**** Text excerpt ****

I wrote a function which analyses if there is a methane concentration greater than 2.5 ppm; if yes, does a linear regression and check if this regression is significant (pvalue < 0.05)
Then I have large dataset, of several wells. So I group the data by well and want to apply the function for each well (i.e. for Well_A, do a regression of methane vs time, if it is significant, return TRUE). Everything works well although I keep having a warning message that cur_data is deprecated. It still works, but I'd like a correct code without it, in case I use it for a long time and it not longer works at some point. The issue is that whatever I do I cannot get the correct code. I tried using the dot, which make the code work but does not seem to loop over each well.
Here is the code, I created 4 wells, only one of them (Well_D) has a significant slope. You can see that using cur_data works, but then if I use the dot, every well has significant slope. I tried other solutions and none worked.
library(tibble)
library(dplyr)
###Data
df <- tibble(
WELL_NAME = rep(c("Well_A", "Well_B", "Well_C", "Well_D"), each = 5),
FIELD_TIME = rep(c(0, 2, 4, 6, 8), times = 4),
CH4_PPM = c(2.0, 2.1, 2.0, 2.2, 2.1, # Données pour Well_A
2.0, 2.2, 2.4, 2.5, 2.3, # Données pour Well_B
1.8, 1.9, 1.8, 1.9, 1.8, # Données pour Well_C
1.5, 1.7, 2.2, 2.8, 3.3) # Données pour Well_D
)
### Function
check_methane_slope_significance <- function(x) {
if (any(x$CH4_PPM > 2.5)) {
lm_result <- lm(CH4_PPM ~ FIELD_TIME, data = x)
p_value <- summary(lm_result)$coefficients[2, 4]
slope <- coef(lm_result)[["FIELD_TIME"]]
if (p_value < 0.05 && slope > 0) {
return(TRUE)
} else {
return(FALSE)
}
} else {
return(FALSE)
}
}
##### CODE WITH CUR_DATA WHICH WORKS####
significant_slopes <- df %>%
group_by(WELL_NAME) %>%
summarise(has_significant_slope = any(check_methane_slope_significance(cur_data())), .groups = "drop")
significant_slopes <- significant_slopes %>%
filter(has_significant_slope)
print(significant_slopes)
###### CODE WITHOUT CUR_DATA, RETURNS ONLY TRUE
significant_slopes <- df %>%
group_by(WELL_NAME) %>%
summarise(has_significant_slope = any(check_methane_slope_significance(.)), .groups = "drop")
significant_slopes <- significant_slopes %>%
filter(has_significant_slope)
print(significant_slopes)

**** Given entries ****

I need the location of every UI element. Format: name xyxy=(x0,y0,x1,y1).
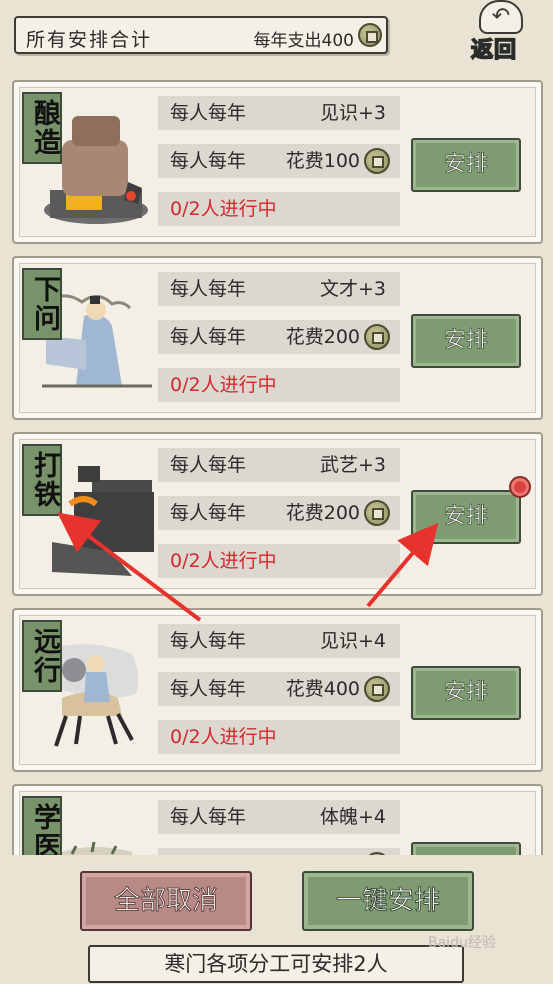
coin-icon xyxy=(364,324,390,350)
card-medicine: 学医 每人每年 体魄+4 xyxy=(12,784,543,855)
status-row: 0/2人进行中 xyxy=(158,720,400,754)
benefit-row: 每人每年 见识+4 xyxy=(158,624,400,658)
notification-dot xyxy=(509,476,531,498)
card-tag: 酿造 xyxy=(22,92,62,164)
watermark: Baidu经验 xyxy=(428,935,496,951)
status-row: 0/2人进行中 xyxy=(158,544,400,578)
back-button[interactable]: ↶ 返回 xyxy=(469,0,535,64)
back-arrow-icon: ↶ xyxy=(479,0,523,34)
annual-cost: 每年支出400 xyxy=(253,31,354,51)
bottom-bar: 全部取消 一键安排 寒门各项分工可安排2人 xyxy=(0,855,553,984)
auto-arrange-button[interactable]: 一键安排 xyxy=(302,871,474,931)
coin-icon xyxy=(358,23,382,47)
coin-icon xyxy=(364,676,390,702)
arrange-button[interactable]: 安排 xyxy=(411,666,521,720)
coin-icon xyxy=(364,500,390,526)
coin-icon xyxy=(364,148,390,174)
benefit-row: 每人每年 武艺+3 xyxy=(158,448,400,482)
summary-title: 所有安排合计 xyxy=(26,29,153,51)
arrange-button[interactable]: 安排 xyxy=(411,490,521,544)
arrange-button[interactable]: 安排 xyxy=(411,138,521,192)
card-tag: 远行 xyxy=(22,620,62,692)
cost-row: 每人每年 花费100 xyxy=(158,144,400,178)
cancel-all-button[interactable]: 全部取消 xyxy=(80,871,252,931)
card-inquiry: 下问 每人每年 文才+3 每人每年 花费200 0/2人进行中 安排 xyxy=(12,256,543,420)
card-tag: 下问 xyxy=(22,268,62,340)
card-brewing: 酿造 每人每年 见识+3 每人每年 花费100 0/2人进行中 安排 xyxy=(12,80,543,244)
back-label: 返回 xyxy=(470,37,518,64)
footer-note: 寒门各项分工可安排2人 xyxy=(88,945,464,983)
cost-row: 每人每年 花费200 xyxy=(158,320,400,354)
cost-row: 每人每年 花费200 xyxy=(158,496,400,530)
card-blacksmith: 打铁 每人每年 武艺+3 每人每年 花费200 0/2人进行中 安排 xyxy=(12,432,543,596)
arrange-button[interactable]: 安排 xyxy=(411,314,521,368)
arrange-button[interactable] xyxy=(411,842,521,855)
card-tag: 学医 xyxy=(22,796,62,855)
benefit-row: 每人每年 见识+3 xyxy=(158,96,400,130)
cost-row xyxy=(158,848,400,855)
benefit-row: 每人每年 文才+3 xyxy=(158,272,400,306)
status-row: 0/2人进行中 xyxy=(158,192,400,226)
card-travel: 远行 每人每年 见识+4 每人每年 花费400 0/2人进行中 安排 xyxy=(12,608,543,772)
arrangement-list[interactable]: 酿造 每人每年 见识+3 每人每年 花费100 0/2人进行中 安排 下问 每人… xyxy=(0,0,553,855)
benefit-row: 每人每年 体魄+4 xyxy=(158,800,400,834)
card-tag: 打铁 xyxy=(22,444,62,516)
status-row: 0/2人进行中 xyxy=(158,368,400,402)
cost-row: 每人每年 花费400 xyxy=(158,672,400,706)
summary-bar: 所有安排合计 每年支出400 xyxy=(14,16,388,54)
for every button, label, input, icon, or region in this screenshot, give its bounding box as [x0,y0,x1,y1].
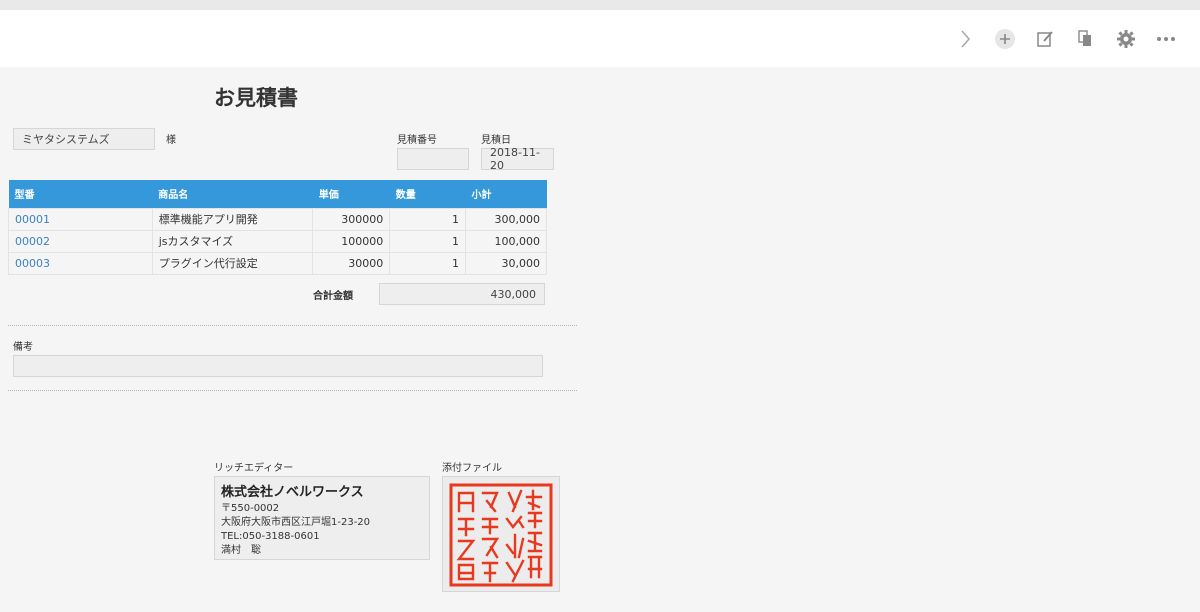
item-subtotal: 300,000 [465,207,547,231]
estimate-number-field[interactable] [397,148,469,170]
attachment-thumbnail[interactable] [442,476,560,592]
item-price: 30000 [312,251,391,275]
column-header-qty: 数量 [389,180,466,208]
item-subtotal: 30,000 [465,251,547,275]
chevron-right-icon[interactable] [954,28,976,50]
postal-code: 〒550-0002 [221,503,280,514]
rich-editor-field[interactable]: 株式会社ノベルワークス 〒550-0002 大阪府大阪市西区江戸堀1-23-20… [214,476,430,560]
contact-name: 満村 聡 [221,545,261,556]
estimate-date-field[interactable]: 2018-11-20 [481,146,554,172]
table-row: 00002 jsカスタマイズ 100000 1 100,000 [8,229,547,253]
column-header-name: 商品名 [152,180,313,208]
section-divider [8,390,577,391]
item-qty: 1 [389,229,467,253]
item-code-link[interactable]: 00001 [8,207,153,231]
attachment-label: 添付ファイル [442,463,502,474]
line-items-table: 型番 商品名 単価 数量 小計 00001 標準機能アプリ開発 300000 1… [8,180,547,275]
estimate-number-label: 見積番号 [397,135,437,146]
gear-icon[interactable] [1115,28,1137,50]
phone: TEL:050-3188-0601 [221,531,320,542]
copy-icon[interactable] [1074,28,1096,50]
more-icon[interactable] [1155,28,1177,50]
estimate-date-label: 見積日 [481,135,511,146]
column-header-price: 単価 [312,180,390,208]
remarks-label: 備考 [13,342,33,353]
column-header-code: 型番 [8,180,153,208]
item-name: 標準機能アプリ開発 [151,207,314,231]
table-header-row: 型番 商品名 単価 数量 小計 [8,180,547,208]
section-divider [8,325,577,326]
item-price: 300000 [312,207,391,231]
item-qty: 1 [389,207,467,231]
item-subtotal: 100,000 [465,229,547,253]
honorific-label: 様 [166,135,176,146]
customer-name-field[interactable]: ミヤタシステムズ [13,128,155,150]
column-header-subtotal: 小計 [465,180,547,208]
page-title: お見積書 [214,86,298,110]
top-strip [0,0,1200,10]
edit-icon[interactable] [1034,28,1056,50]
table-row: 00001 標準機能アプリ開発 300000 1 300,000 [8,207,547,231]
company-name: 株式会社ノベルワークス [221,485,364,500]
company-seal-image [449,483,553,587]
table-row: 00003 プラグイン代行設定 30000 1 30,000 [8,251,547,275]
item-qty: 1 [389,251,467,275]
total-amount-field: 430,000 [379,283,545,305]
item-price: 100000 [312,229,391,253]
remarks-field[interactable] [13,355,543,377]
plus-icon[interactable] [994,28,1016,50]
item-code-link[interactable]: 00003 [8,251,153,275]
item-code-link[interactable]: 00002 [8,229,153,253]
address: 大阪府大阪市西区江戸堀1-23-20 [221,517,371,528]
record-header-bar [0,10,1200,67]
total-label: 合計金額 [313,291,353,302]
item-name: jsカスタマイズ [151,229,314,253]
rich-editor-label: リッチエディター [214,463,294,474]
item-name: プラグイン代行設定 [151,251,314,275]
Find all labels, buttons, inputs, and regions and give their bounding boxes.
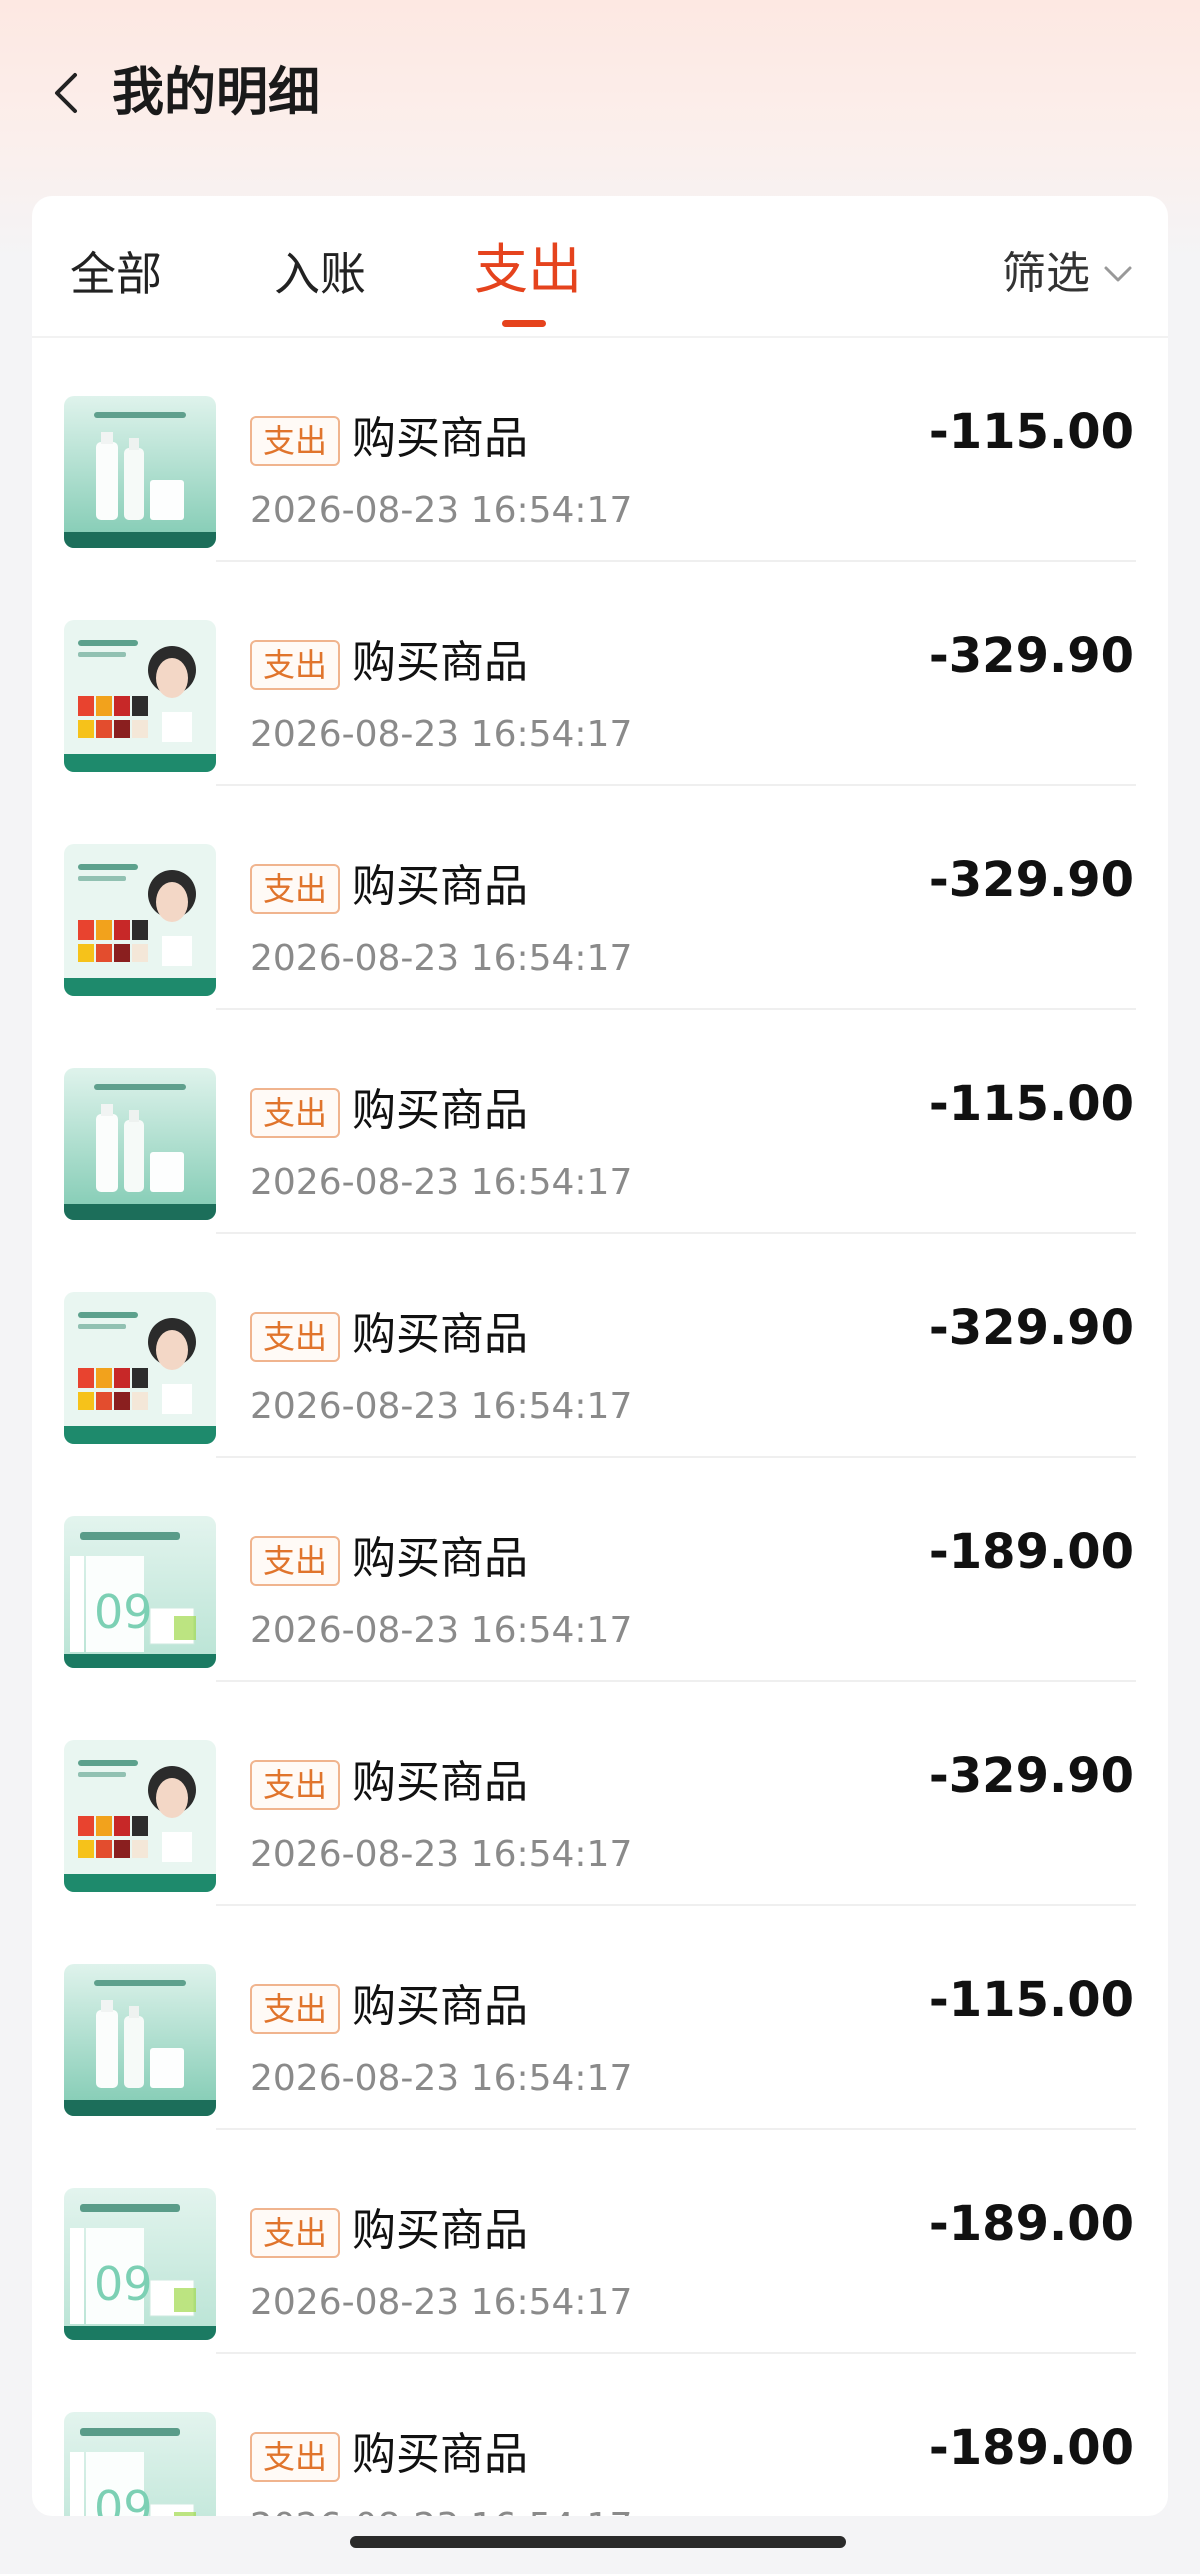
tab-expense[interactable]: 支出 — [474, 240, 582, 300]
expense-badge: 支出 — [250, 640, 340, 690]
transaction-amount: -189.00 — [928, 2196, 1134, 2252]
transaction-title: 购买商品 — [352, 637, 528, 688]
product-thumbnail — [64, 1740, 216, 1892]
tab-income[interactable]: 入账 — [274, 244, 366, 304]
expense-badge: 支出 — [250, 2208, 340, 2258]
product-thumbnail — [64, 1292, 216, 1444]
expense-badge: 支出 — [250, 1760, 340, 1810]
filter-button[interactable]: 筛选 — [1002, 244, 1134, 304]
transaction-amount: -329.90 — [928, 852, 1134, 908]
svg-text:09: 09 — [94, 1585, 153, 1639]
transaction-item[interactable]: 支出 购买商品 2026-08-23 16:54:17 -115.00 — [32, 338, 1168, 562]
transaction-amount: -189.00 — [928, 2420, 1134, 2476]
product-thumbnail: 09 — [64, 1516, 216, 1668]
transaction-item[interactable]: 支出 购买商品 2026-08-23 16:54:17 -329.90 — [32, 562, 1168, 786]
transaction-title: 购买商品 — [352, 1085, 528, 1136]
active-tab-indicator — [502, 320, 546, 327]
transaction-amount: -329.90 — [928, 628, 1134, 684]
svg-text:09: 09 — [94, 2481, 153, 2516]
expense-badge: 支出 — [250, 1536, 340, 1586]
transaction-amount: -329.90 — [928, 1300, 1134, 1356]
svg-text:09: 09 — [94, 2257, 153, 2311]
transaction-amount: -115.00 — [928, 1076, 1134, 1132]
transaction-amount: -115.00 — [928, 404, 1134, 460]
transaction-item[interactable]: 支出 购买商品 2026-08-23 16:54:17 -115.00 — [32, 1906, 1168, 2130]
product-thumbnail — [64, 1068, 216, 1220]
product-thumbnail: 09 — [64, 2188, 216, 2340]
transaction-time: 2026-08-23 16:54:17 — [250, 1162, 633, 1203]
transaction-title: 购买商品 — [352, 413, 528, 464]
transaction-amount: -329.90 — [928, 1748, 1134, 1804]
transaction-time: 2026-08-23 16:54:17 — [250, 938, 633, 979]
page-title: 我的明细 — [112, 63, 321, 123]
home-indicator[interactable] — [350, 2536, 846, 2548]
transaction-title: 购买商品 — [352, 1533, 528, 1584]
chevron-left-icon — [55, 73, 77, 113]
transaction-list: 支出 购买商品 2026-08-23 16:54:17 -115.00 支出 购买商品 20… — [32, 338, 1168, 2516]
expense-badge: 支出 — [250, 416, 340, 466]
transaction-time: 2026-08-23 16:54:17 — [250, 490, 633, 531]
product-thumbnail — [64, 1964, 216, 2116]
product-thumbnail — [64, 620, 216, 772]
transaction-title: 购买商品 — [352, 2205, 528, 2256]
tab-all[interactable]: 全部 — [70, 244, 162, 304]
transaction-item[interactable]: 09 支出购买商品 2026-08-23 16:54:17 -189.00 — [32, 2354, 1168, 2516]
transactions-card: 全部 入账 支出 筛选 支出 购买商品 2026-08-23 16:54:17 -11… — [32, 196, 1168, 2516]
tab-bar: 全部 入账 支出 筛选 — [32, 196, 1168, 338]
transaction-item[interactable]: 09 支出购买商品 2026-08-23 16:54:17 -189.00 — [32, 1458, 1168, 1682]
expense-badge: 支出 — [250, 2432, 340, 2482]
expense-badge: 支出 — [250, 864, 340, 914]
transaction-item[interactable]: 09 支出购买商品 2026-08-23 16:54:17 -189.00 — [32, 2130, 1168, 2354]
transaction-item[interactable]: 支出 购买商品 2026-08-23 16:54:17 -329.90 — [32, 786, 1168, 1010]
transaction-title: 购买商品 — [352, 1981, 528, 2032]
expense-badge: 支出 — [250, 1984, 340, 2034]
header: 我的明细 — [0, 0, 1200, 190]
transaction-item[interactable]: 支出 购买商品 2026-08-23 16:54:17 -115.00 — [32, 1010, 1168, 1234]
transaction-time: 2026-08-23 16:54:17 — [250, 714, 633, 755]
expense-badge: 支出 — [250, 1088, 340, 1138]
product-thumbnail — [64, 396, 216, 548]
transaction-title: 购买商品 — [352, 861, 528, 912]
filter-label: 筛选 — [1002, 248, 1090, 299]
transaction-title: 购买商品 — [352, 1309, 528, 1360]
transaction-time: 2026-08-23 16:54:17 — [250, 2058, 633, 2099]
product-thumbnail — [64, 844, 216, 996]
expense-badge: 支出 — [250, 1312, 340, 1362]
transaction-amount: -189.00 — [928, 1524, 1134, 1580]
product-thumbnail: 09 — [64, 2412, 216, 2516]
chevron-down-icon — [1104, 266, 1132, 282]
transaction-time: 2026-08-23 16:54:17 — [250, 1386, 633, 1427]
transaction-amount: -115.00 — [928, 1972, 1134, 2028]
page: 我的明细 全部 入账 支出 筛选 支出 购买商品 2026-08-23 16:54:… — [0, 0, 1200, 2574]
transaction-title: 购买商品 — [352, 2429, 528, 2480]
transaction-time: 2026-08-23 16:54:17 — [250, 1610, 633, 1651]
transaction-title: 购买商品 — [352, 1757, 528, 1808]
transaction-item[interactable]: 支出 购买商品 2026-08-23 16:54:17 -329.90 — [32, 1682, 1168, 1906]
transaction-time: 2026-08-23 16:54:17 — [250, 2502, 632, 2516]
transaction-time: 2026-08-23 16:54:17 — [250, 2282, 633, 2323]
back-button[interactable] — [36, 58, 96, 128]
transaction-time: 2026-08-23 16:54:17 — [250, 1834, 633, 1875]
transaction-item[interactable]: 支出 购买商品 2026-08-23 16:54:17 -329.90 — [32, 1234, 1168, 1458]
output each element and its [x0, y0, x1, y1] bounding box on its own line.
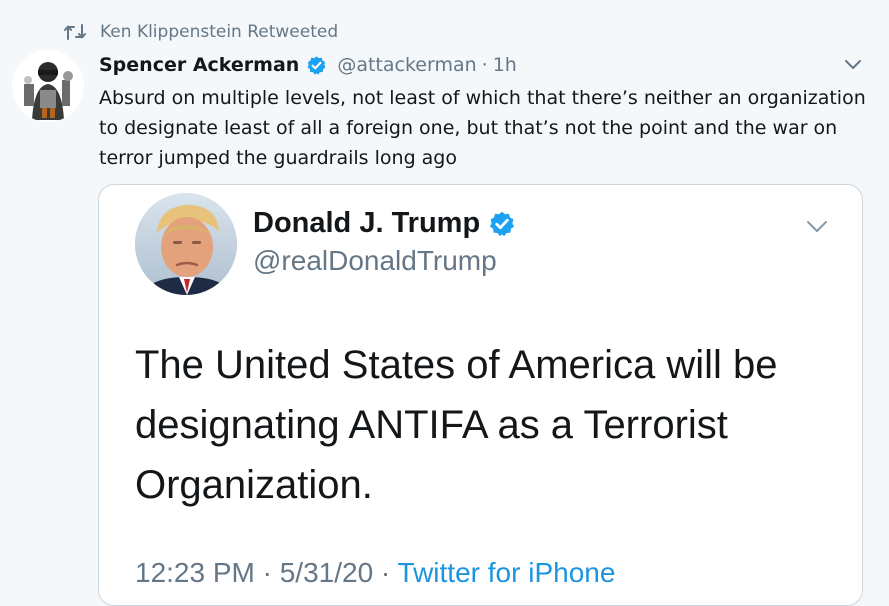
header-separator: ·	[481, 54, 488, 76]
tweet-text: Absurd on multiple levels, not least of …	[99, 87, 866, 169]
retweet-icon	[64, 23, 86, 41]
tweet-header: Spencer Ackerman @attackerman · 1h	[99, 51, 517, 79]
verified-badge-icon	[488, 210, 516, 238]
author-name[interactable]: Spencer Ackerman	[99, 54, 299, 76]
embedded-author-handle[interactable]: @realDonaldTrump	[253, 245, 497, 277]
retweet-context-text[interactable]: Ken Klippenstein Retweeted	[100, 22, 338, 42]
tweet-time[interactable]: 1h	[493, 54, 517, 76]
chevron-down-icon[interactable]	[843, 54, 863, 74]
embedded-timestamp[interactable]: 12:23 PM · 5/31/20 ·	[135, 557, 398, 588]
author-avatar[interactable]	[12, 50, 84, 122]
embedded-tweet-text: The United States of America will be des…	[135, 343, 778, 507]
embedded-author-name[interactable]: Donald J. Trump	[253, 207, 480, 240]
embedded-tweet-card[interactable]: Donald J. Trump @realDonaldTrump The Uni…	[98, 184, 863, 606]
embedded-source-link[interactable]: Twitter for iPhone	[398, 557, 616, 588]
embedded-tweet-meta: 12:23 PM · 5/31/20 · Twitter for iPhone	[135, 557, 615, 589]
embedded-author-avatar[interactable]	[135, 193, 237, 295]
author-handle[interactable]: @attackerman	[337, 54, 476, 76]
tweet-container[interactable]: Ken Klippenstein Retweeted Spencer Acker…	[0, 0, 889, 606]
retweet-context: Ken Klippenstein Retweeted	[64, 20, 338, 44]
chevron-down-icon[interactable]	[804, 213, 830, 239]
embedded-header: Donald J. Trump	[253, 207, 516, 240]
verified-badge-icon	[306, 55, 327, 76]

****

# Your task
Summarize the forum post about replacing cur_data() in two sentences.

# Answer to the exercise
The writer has a function that fits a linear regression of methane against time when any methane value exceeds 2.5 ppm and returns TRUE if the slope is positive and significant (p-value below 0.05), and wants to apply it to each well in a dataset grouped by well. The code works with cur_data() but keeps giving a warning that cur_data is deprecated, and using the dot instead makes every well show a significant slope rather than only Well_D, while other attempted solutions also failed.